• What to work on: Recast the data lines from the one containing "x-tick-label: Enkele maanden" through the one containing "data-label: 2 — [802, 469, 819, 502]" as a Markdown table with the columns No. and Line, numbering each row and skipping any blank lines.

• Image region notes:
Start
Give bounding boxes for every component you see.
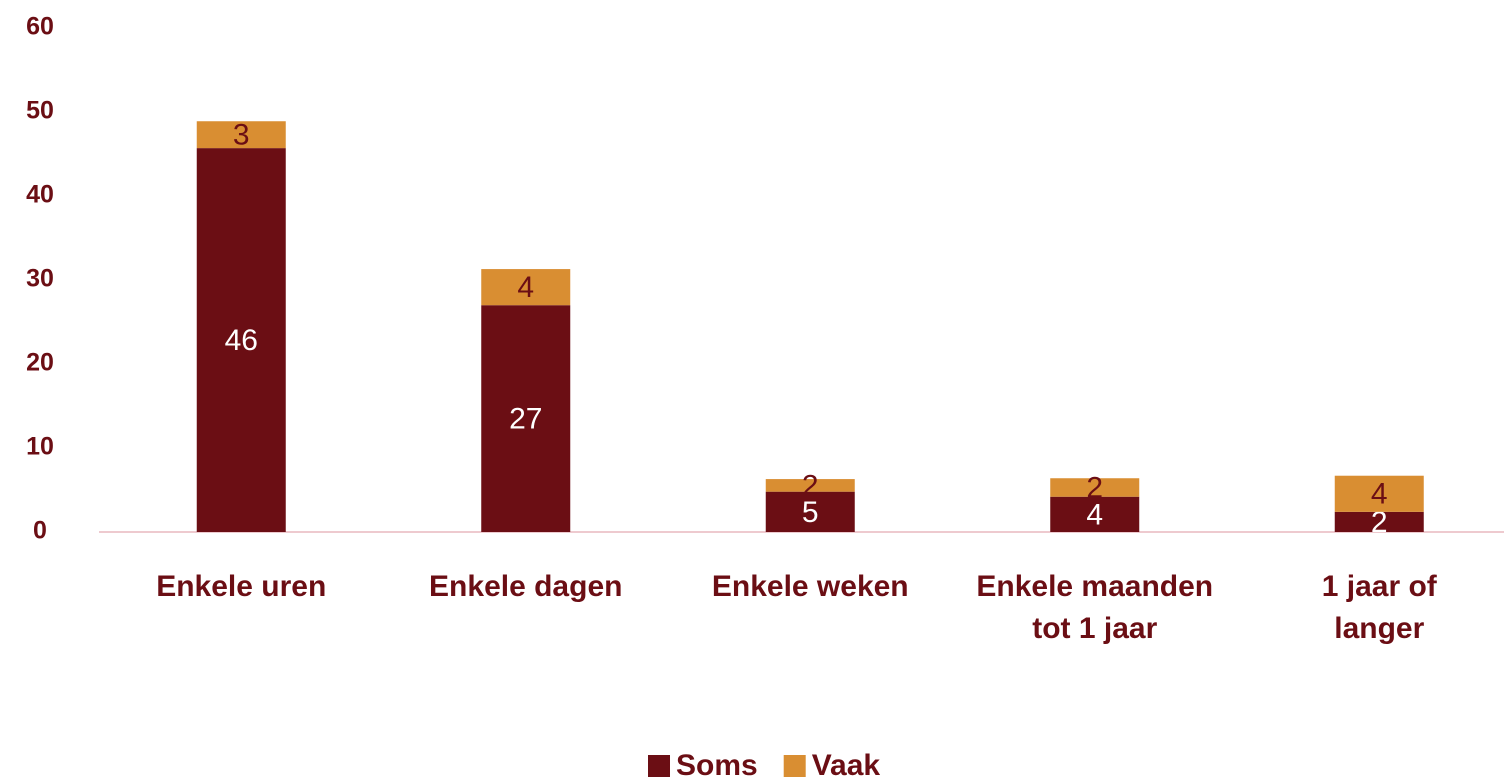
x-tick-label: Enkele maanden tot 1 jaar — [976, 570, 1214, 645]
bar-segment — [1050, 478, 1140, 497]
legend-swatch — [783, 755, 806, 777]
data-label: 2 — [1086, 471, 1103, 504]
y-tick-label: 40 — [26, 181, 54, 209]
legend-label: Soms — [676, 749, 758, 782]
bar-segment — [1334, 511, 1424, 532]
bar-segment — [1050, 496, 1140, 532]
y-tick-label: 30 — [26, 265, 54, 293]
data-label: 2 — [1371, 506, 1388, 539]
bar-segment — [481, 269, 571, 306]
y-tick-label: 60 — [26, 13, 54, 41]
bar-segment — [765, 479, 855, 492]
legend-swatch — [648, 755, 670, 777]
data-label: 4 — [517, 271, 534, 304]
y-tick-label: 20 — [26, 349, 54, 377]
legend-label: Vaak — [812, 749, 881, 782]
y-tick-label: 0 — [33, 517, 47, 545]
bar-segment — [196, 121, 286, 149]
x-tick-label: Enkele weken — [711, 570, 909, 603]
data-label: 4 — [1086, 498, 1103, 531]
bar-segment — [481, 305, 571, 532]
bar-segment — [1334, 475, 1424, 512]
x-tick-label: 1 jaar of langer — [1321, 570, 1437, 645]
bar-segment — [765, 491, 855, 532]
data-label: 3 — [233, 119, 250, 152]
x-tick-label: Enkele uren — [156, 570, 327, 603]
y-tick-label: 50 — [26, 97, 54, 125]
data-label: 4 — [1371, 478, 1388, 511]
data-label: 46 — [225, 324, 258, 357]
x-tick-label: Enkele dagen — [429, 570, 623, 603]
y-tick-label: 10 — [26, 433, 54, 461]
data-label: 5 — [802, 496, 819, 529]
data-label: 27 — [509, 403, 542, 436]
data-label: 2 — [802, 469, 819, 502]
bar-segment — [196, 148, 286, 532]
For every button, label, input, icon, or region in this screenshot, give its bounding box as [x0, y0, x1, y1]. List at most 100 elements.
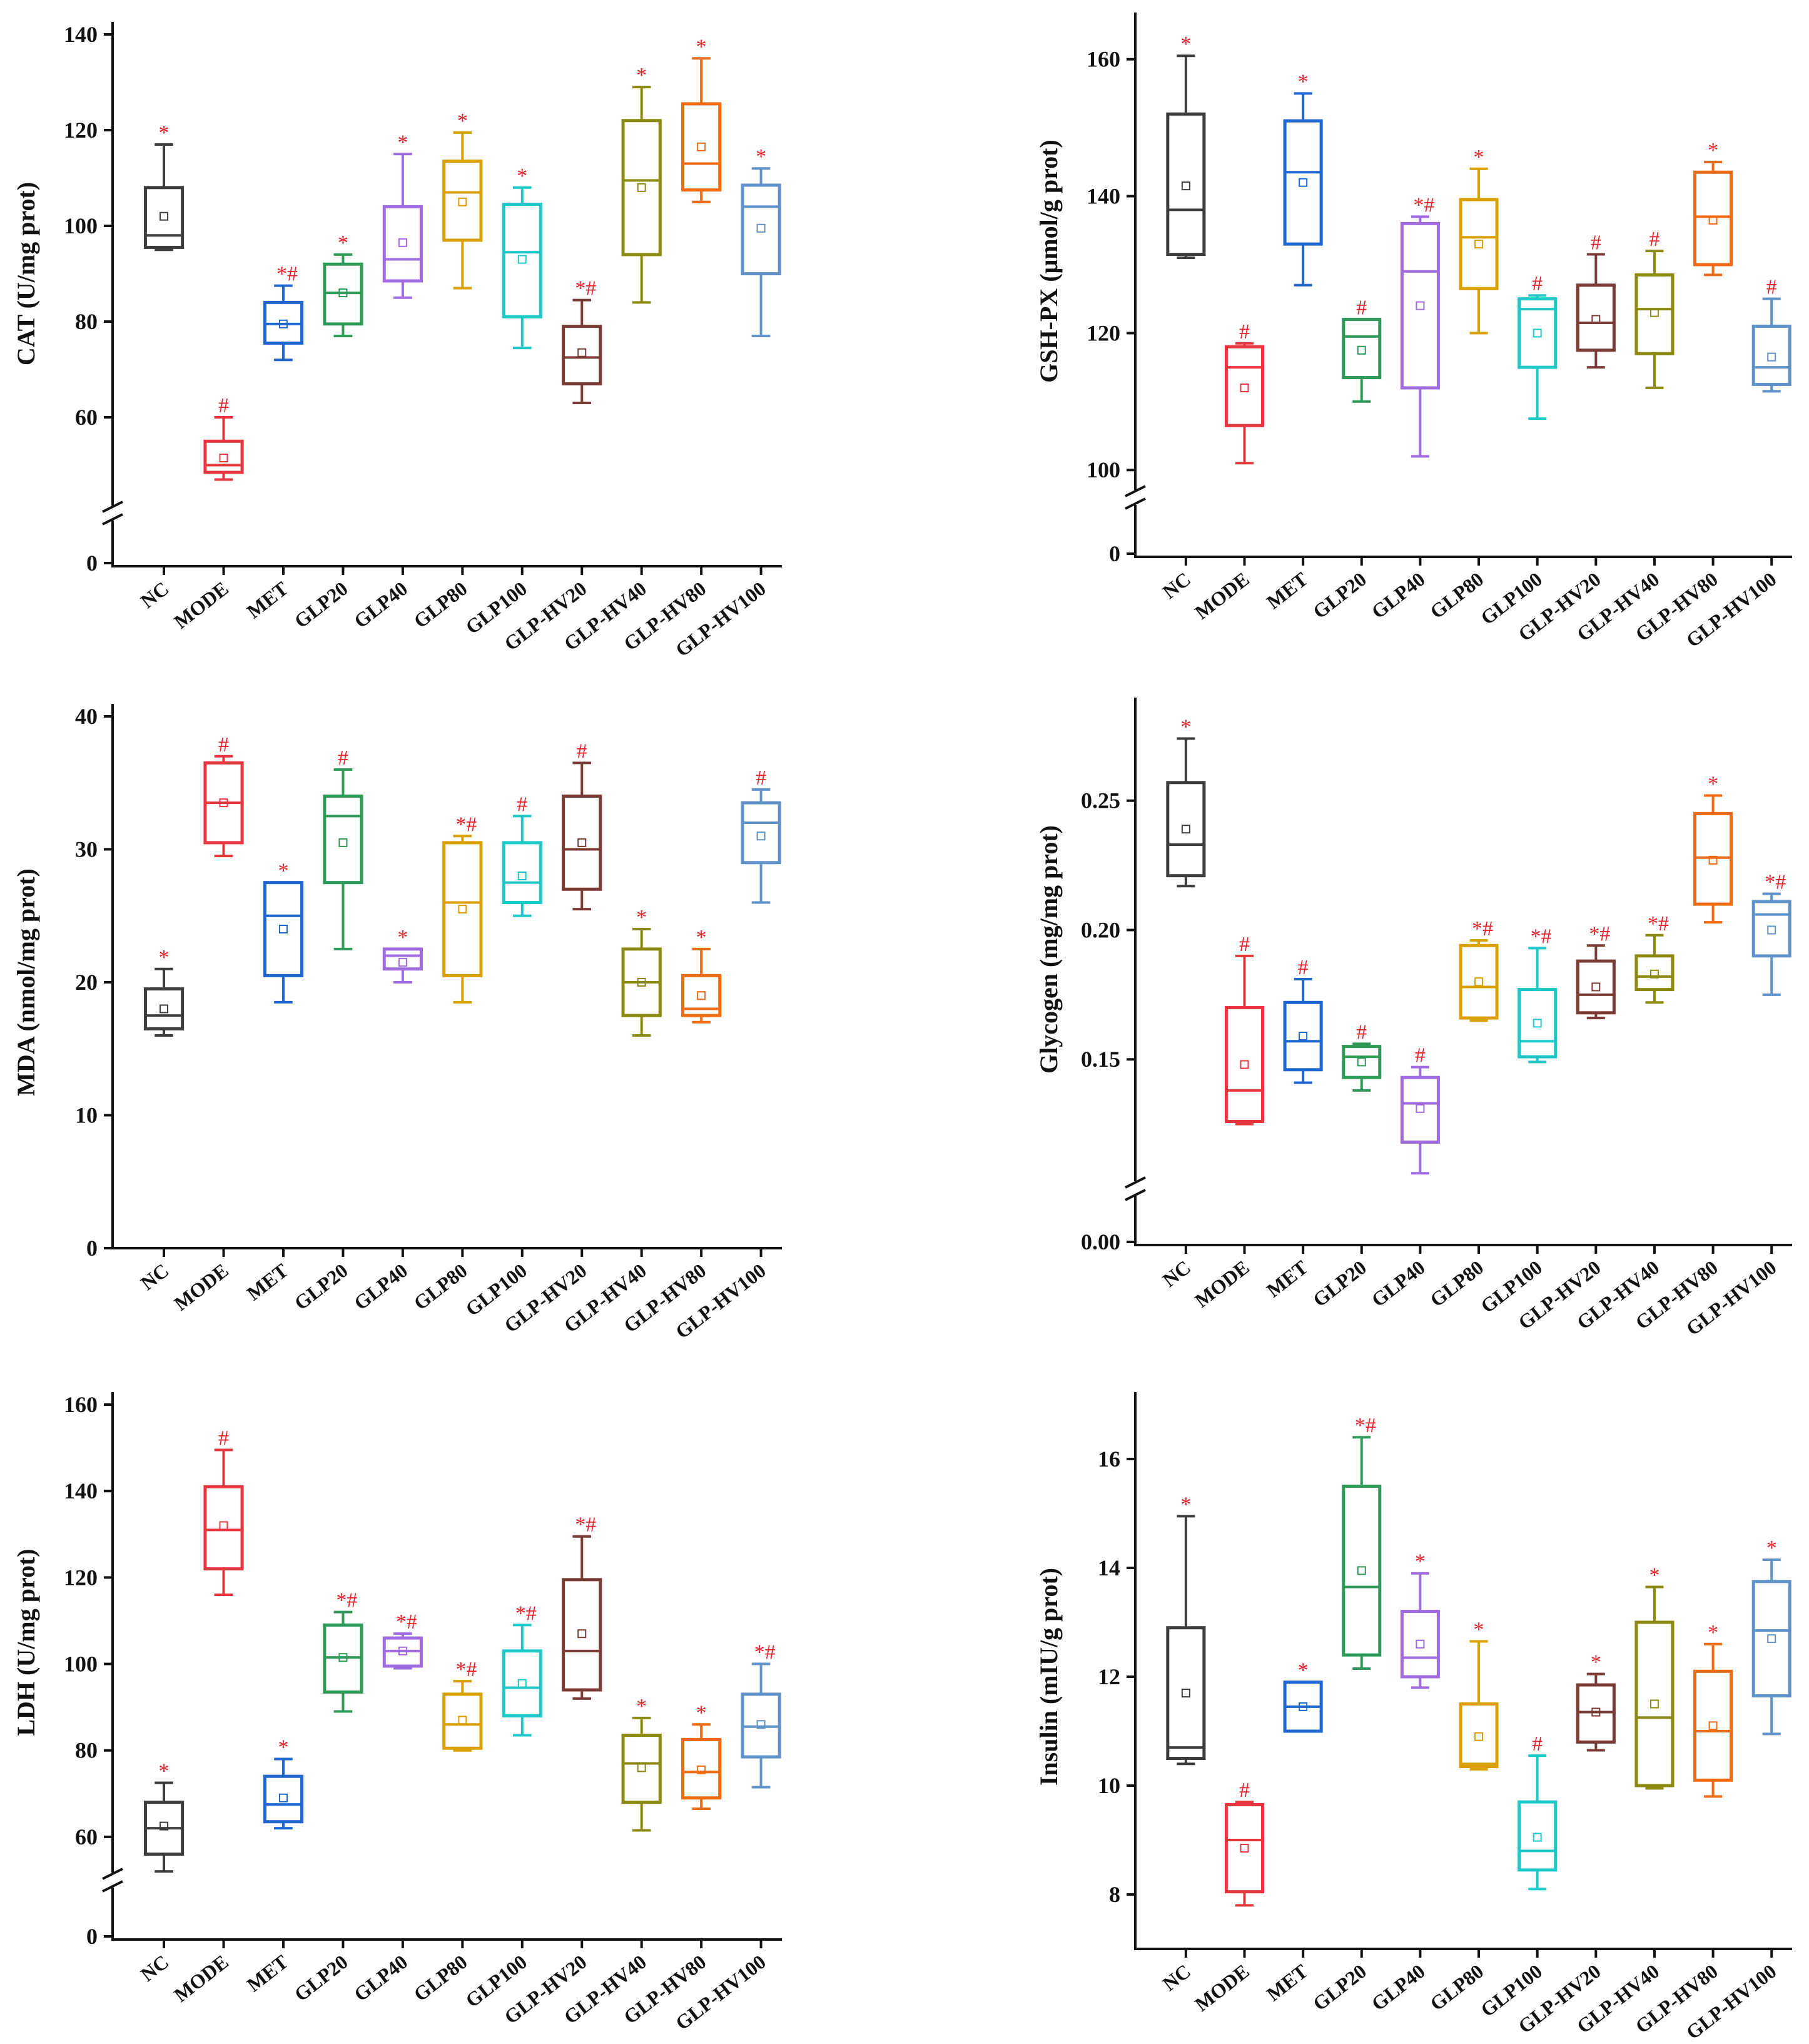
- y-tick-label: 20: [75, 970, 98, 995]
- box-iqr: [1634, 1620, 1675, 1787]
- x-category-label: MODE: [1190, 567, 1254, 624]
- box-iqr: [263, 881, 304, 977]
- mean-marker: [756, 1720, 766, 1729]
- mean-marker: [1767, 1634, 1776, 1644]
- x-category-label: GLP20: [1309, 567, 1371, 623]
- significance-marker: #: [1239, 933, 1250, 956]
- box-glp-hv100: GLP-HV100#: [671, 766, 781, 1343]
- mean-marker: [756, 831, 766, 841]
- box-glp80: GLP80 *#: [409, 1658, 483, 2006]
- significance-marker: #: [218, 733, 229, 756]
- box-mode: MODE #: [1190, 1779, 1265, 2016]
- mean-marker: [1416, 1639, 1425, 1649]
- significance-marker: *#: [575, 1513, 596, 1537]
- significance-marker: *: [1649, 1564, 1660, 1587]
- y-tick-label: 0.00: [1081, 1229, 1120, 1254]
- significance-marker: *#: [1648, 912, 1669, 935]
- mean-marker: [398, 238, 407, 247]
- mean-marker: [1181, 825, 1190, 834]
- box-mode: MODE #: [170, 394, 244, 633]
- significance-marker: *#: [1413, 193, 1434, 216]
- box-iqr: [1166, 1626, 1206, 1760]
- mean-marker: [1240, 1844, 1249, 1853]
- x-category-label: GLP20: [290, 1259, 352, 1314]
- x-category-label: NC: [1158, 1256, 1195, 1291]
- significance-marker: *: [397, 131, 408, 154]
- box-iqr: [203, 439, 244, 474]
- box-met: MET *: [243, 1736, 304, 1996]
- axis-break-mark: [1125, 497, 1146, 510]
- significance-marker: #: [1415, 1044, 1426, 1067]
- x-category-label: GLP40: [350, 577, 412, 633]
- box-iqr: [1693, 1669, 1733, 1782]
- mean-marker: [1591, 315, 1601, 324]
- y-tick-label: 0: [86, 551, 98, 576]
- significance-marker: #: [218, 394, 229, 417]
- box-iqr: [263, 1774, 304, 1824]
- significance-marker: *: [517, 165, 527, 188]
- box-iqr: [1166, 112, 1206, 257]
- mean-marker: [517, 1679, 527, 1688]
- chart-panel-4: 0.00 0.15 0.20 0.25 Glycogen (mg/mg prot) NC *…: [1035, 698, 1792, 1340]
- mean-marker: [1708, 855, 1718, 865]
- x-category-label: MET: [1262, 1960, 1312, 2005]
- box-glp40: GLP40 *: [350, 131, 423, 633]
- mean-marker: [398, 1646, 407, 1655]
- box-iqr: [621, 119, 662, 257]
- mean-marker: [219, 454, 228, 463]
- box-iqr: [1693, 170, 1733, 267]
- mean-marker: [697, 991, 706, 1000]
- box-mode: MODE #: [1190, 320, 1265, 624]
- x-category-label: GLP40: [350, 1259, 412, 1314]
- x-category-label: MET: [1262, 567, 1312, 613]
- box-iqr: [1751, 1580, 1791, 1697]
- significance-marker: *#: [515, 1602, 537, 1625]
- box-iqr: [562, 1578, 602, 1692]
- x-category-label: GLP40: [1367, 1960, 1429, 2015]
- significance-marker: #: [1532, 272, 1543, 295]
- box-iqr: [1166, 781, 1206, 878]
- y-tick-label: 0: [1109, 541, 1120, 566]
- significance-marker: *#: [1589, 922, 1610, 945]
- y-tick-label: 60: [75, 405, 98, 430]
- box-iqr: [562, 325, 602, 385]
- y-tick-label: 100: [64, 1652, 98, 1677]
- mean-marker: [219, 798, 228, 808]
- box-nc: NC *: [136, 1760, 185, 1986]
- mean-marker: [1357, 1057, 1366, 1067]
- mean-marker: [278, 925, 288, 933]
- significance-marker: *: [1298, 1659, 1309, 1682]
- x-category-label: MODE: [170, 1950, 233, 2006]
- mean-marker: [637, 1763, 646, 1772]
- box-glp80: GLP80 *: [409, 109, 483, 633]
- significance-marker: *: [696, 1701, 707, 1724]
- box-iqr: [1576, 283, 1616, 352]
- mean-marker: [1299, 1702, 1308, 1711]
- significance-marker: *#: [336, 1589, 357, 1612]
- significance-marker: *: [1708, 1621, 1718, 1644]
- significance-marker: *#: [276, 263, 298, 286]
- box-glp20: GLP20 *: [290, 231, 363, 633]
- mean-marker: [1240, 383, 1249, 392]
- significance-marker: #: [1356, 1020, 1367, 1044]
- y-axis-title: GSH-PX (μmol/g prot): [1035, 140, 1063, 383]
- mean-marker: [1240, 1060, 1249, 1069]
- axis-break-mark: [102, 1868, 123, 1880]
- box-iqr: [1224, 1802, 1265, 1894]
- mean-marker: [577, 1629, 587, 1639]
- x-category-label: MODE: [1190, 1960, 1254, 2016]
- box-met: MET *: [243, 860, 304, 1304]
- y-tick-label: 120: [64, 1565, 98, 1590]
- axis-break-mark: [102, 501, 123, 513]
- mean-marker: [1299, 1032, 1308, 1041]
- box-mode: MODE #: [170, 1427, 244, 2006]
- significance-marker: #: [1532, 1732, 1543, 1756]
- box-met: MET *: [1262, 70, 1323, 613]
- significance-marker: #: [1239, 320, 1250, 343]
- mean-marker: [338, 838, 348, 847]
- mean-marker: [160, 211, 169, 221]
- box-met: MET #: [1262, 956, 1323, 1301]
- significance-marker: *#: [455, 1658, 477, 1681]
- significance-marker: *: [338, 231, 348, 255]
- significance-marker: #: [1298, 956, 1309, 979]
End
• Exercise output:
| No. | Line |
|---|---|
| 1 | x-tick-label: Enkele maanden tot 1 jaar — [976, 570, 1214, 645] |
| 2 | bar-segment — [1050, 478, 1140, 497] |
| 3 | legend-swatch — [783, 755, 806, 777] |
| 4 | data-label: 2 — [1086, 471, 1103, 504] |
| 5 | y-tick-label: 40 — [26, 181, 54, 209] |
| 6 | legend-label: Soms — [676, 749, 758, 782] |
| 7 | bar-segment — [1334, 511, 1424, 532] |
| 8 | bar-segment — [1050, 496, 1140, 532] |
| 9 | y-tick-label: 30 — [26, 265, 54, 293] |
| 10 | data-label: 2 — [1371, 506, 1388, 539] |
| 11 | bar-segment — [481, 269, 571, 306] |
| 12 | y-tick-label: 60 — [26, 13, 54, 41] |
| 13 | bar-segment — [765, 479, 855, 492] |
| 14 | legend-swatch — [648, 755, 670, 777] |
| 15 | data-label: 4 — [517, 271, 534, 304] |
| 16 | y-tick-label: 20 — [26, 349, 54, 377] |
| 17 | legend-label: Vaak — [812, 749, 881, 782] |
| 18 | y-tick-label: 0 — [33, 517, 47, 545] |
| 19 | bar-segment — [196, 121, 286, 149] |
| 20 | x-tick-label: Enkele weken — [711, 570, 909, 603] |
| 21 | data-label: 4 — [1086, 498, 1103, 531] |
| 22 | bar-segment — [481, 305, 571, 532] |
| 23 | bar-segment — [1334, 475, 1424, 512] |
| 24 | x-tick-label: 1 jaar of langer — [1321, 570, 1437, 645] |
| 25 | bar-segment — [765, 491, 855, 532] |
| 26 | data-label: 3 — [233, 119, 250, 152] |
| 27 | x-tick-label: Enkele uren — [156, 570, 327, 603] |
| 28 | y-tick-label: 50 — [26, 97, 54, 125] |
| 29 | data-label: 4 — [1371, 478, 1388, 511] |
| 30 | data-label: 46 — [225, 324, 258, 357] |
| 31 | x-tick-label: Enkele dagen — [429, 570, 623, 603] |
| 32 | y-tick-label: 10 — [26, 433, 54, 461] |
| 33 | data-label: 5 — [802, 496, 819, 529] |
| 34 | data-label: 27 — [509, 403, 542, 436] |
| 35 | data-label: 2 — [802, 469, 819, 502] |